### Stated goal
Filter the listing below, copying every line in which the word "type" appears.

========

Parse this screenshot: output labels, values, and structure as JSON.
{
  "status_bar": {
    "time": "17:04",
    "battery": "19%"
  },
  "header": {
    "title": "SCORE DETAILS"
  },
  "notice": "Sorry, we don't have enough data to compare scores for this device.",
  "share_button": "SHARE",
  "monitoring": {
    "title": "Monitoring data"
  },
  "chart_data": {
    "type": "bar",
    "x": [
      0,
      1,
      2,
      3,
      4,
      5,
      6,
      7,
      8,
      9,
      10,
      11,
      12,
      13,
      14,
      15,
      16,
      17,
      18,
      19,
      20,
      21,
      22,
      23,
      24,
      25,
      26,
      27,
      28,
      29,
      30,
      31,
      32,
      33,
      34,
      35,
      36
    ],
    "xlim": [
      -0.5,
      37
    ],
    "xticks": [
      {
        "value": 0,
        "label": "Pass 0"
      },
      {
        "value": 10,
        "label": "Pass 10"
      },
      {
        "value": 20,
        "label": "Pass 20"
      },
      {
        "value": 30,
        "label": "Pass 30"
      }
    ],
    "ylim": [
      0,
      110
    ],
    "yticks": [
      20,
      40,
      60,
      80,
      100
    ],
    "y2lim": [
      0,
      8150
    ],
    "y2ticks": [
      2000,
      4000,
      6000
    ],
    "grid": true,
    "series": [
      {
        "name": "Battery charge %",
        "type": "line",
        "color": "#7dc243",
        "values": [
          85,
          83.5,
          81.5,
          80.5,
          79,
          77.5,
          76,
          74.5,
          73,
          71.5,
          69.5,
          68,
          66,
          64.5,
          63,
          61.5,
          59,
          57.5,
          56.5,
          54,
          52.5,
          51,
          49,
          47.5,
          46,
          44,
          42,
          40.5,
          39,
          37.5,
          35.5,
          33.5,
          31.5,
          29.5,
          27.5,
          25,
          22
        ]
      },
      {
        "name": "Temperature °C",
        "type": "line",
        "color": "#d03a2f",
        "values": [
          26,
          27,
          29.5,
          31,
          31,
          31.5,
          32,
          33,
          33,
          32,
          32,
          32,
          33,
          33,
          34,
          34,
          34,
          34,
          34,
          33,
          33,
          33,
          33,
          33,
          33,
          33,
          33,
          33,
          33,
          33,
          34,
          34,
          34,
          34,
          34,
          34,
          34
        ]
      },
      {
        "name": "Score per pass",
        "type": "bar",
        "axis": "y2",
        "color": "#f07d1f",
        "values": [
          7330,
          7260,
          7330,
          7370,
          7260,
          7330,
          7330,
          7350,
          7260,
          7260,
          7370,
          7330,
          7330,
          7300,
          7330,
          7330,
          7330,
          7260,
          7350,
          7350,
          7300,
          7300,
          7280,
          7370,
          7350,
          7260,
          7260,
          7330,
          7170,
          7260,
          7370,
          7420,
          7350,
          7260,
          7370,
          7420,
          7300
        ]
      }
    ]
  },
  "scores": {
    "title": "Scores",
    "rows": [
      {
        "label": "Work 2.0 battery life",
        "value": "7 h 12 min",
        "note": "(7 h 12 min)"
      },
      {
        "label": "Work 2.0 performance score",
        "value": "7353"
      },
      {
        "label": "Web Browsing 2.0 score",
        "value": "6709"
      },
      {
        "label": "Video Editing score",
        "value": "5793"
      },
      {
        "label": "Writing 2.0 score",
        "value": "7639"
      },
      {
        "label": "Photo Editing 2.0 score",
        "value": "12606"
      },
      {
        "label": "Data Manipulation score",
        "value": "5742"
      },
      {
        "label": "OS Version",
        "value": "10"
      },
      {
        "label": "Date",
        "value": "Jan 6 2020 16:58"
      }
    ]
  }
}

========

### Expected output
    "type": "bar",
        "type": "line",
        "type": "line",
        "type": "bar",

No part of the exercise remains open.